DATA RECORDS =>
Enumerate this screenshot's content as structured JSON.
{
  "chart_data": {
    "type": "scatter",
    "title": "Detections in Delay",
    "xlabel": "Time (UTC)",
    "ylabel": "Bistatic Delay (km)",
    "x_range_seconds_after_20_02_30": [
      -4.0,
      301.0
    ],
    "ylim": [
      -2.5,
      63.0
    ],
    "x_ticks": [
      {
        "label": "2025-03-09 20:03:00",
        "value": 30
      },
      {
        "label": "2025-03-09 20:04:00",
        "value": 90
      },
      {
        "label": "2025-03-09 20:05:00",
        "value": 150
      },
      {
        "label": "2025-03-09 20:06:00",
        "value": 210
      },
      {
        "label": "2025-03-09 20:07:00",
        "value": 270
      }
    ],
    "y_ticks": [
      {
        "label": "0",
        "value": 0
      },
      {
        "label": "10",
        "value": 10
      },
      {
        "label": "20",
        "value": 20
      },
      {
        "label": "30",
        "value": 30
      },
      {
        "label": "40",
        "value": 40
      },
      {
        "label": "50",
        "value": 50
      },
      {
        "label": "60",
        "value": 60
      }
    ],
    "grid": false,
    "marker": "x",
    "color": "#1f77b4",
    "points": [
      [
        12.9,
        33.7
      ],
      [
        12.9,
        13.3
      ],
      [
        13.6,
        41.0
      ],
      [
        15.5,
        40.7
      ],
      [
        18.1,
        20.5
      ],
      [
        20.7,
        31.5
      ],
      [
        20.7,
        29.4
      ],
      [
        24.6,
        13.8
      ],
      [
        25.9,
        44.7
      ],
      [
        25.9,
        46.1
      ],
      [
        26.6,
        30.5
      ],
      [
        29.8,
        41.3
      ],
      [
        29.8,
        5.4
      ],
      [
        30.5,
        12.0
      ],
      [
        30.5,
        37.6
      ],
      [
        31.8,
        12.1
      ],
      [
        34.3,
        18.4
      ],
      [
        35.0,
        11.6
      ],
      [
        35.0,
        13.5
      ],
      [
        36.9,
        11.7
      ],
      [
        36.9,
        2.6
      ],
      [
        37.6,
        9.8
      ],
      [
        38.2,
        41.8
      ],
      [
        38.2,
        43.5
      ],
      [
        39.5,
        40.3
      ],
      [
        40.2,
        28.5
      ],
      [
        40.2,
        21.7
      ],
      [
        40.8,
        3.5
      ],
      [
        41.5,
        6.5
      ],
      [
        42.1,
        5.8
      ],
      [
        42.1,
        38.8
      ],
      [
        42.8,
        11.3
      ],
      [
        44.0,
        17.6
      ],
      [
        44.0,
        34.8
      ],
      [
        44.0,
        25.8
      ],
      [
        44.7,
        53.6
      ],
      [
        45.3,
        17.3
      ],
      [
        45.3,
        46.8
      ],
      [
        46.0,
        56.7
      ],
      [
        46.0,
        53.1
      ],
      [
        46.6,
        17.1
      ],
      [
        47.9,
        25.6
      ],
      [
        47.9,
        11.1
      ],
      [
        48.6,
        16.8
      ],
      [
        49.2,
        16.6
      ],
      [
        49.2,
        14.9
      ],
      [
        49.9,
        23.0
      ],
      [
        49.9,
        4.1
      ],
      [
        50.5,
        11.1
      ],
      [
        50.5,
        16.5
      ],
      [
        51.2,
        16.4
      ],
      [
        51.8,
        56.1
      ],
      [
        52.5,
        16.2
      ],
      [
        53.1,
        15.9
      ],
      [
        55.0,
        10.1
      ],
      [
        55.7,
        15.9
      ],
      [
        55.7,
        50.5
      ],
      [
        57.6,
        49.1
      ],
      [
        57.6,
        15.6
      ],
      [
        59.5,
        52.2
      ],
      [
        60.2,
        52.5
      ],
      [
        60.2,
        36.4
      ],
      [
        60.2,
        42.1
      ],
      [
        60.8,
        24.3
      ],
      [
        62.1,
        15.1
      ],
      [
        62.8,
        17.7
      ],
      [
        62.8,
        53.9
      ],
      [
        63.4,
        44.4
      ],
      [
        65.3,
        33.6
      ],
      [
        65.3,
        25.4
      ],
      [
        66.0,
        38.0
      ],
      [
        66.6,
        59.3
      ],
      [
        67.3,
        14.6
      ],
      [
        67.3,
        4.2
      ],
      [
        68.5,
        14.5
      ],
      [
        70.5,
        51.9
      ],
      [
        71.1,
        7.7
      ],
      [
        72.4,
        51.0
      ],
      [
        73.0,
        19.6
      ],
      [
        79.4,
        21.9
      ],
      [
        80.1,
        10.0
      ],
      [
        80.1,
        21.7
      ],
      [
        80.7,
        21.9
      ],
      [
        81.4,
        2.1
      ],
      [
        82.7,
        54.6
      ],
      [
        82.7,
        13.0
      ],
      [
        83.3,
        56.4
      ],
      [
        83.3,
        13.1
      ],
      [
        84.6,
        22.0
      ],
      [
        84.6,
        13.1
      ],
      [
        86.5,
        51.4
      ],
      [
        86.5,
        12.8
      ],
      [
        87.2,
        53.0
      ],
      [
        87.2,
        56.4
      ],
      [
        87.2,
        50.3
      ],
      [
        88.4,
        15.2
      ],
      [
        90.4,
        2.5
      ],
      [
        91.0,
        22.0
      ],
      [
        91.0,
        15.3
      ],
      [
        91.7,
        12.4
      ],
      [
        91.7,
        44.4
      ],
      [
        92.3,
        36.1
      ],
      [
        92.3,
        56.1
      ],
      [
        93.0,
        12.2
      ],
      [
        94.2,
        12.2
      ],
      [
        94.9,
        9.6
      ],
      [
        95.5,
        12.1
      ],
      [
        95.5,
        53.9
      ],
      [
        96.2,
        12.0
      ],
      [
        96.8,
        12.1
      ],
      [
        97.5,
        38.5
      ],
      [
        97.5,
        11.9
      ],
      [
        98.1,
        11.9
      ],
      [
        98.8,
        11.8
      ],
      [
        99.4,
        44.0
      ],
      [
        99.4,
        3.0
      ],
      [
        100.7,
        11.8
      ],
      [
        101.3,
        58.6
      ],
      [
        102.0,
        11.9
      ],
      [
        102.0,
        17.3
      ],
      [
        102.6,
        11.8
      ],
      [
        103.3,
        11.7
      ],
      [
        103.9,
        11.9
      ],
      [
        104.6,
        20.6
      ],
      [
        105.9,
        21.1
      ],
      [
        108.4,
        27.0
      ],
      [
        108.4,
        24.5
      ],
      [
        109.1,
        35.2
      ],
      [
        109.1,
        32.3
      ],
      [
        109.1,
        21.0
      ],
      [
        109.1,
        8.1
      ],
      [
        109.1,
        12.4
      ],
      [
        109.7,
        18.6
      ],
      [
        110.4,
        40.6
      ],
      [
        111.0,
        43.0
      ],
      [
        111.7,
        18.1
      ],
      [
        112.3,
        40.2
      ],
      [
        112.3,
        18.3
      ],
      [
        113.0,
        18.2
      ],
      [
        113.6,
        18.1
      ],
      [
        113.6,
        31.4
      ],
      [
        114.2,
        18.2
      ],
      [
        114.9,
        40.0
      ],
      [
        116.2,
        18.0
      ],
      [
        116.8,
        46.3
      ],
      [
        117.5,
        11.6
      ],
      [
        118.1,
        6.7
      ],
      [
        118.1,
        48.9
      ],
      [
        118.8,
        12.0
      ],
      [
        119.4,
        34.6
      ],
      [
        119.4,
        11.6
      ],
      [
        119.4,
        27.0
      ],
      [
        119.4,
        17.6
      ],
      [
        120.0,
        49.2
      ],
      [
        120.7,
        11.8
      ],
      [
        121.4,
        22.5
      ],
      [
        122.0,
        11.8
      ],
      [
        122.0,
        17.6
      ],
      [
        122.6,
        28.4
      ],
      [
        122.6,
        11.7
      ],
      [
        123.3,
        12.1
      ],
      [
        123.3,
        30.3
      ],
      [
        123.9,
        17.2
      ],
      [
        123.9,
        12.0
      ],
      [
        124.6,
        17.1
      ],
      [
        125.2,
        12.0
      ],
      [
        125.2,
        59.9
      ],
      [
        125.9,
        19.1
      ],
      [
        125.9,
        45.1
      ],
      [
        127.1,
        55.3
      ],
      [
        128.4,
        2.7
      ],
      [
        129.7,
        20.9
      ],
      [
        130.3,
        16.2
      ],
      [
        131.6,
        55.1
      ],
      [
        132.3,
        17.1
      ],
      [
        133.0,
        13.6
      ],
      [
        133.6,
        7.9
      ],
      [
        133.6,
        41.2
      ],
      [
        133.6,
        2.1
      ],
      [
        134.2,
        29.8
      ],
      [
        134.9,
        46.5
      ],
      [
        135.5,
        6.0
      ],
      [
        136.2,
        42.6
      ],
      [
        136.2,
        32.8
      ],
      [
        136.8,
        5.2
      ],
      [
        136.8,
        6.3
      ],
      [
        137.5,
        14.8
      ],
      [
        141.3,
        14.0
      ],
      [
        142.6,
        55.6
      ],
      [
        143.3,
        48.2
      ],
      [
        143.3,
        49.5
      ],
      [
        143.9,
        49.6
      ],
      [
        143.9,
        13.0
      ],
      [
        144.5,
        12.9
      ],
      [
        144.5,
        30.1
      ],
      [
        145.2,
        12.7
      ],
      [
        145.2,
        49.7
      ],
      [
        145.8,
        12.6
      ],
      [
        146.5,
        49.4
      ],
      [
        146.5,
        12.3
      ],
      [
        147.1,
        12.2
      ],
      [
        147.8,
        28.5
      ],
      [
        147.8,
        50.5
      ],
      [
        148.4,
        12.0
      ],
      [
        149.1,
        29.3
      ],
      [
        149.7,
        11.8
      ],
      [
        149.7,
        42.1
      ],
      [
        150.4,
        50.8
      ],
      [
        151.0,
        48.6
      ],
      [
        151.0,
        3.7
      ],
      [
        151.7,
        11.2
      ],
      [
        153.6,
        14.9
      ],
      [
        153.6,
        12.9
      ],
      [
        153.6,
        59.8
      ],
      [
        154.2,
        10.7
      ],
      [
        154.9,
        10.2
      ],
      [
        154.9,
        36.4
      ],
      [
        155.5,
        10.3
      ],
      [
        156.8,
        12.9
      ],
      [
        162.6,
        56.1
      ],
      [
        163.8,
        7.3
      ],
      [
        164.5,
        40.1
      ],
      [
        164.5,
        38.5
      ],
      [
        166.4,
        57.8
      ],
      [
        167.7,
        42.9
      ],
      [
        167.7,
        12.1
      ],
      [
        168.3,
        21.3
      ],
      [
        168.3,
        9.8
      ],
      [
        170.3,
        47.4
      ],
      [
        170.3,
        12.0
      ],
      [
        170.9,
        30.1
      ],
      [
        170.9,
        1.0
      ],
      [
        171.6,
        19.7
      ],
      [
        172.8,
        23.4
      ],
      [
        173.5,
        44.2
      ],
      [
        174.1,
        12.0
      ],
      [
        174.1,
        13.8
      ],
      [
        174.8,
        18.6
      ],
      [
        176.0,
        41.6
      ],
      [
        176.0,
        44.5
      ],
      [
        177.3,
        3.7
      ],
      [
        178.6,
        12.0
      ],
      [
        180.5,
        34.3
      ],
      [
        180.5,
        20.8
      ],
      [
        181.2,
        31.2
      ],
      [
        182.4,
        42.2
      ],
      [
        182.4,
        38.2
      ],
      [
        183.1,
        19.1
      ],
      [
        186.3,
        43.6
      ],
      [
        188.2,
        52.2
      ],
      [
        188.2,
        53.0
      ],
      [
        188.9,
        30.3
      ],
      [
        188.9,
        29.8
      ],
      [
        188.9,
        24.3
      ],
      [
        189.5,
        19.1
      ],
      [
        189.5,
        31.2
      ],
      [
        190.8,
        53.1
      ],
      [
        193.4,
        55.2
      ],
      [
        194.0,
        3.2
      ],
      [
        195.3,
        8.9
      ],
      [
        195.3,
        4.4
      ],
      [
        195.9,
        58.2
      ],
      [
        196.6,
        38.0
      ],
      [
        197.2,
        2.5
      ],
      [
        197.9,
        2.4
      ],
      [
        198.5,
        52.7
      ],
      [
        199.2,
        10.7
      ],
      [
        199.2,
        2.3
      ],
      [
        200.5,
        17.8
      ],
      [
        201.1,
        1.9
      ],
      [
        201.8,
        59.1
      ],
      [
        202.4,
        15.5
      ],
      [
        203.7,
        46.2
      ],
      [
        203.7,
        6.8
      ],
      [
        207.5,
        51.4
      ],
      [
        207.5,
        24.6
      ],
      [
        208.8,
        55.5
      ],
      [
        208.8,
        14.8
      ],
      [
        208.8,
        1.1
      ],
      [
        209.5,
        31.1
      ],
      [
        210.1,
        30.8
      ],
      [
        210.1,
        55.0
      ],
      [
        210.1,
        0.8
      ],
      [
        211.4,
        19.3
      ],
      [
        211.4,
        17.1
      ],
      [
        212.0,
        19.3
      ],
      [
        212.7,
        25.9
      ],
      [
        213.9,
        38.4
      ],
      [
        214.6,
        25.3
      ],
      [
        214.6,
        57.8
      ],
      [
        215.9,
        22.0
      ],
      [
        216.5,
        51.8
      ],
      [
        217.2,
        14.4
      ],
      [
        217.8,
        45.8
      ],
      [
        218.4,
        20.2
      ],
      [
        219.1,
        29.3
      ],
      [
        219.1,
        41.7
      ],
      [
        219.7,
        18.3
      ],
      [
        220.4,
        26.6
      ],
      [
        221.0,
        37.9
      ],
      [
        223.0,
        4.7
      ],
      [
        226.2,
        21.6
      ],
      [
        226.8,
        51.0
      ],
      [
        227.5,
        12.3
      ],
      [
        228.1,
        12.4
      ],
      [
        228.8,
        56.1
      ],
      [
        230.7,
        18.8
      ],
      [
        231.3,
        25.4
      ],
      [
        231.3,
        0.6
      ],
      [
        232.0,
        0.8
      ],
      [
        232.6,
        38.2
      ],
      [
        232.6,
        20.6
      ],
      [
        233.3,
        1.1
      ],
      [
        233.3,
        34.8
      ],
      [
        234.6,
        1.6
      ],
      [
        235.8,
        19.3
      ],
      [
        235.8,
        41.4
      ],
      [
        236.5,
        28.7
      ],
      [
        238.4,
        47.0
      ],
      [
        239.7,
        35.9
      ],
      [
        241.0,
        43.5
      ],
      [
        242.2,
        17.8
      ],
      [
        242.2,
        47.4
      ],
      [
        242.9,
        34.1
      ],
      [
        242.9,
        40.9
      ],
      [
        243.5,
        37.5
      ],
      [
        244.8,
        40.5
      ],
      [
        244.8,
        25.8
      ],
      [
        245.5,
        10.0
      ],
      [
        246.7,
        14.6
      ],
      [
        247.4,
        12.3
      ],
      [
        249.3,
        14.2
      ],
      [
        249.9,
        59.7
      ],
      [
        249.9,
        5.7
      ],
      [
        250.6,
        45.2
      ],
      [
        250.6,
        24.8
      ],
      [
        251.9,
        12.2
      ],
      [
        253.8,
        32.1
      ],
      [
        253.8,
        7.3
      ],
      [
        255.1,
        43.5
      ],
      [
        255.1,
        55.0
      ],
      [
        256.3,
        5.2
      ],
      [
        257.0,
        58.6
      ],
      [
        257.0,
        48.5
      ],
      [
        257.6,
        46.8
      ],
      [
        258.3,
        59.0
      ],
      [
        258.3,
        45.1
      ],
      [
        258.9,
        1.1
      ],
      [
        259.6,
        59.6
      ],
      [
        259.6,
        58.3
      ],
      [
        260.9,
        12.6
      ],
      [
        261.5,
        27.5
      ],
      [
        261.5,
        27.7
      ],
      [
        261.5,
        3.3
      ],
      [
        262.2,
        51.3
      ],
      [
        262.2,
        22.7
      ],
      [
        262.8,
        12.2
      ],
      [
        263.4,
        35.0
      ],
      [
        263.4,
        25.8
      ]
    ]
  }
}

CHALLENGE => Report each line in the preceding entries that holds the string "value".

REPLY =>
        "value": 30
        "value": 90
        "value": 150
        "value": 210
        "value": 270
        "value": 0
        "value": 10
        "value": 20
        "value": 30
        "value": 40
        "value": 50
        "value": 60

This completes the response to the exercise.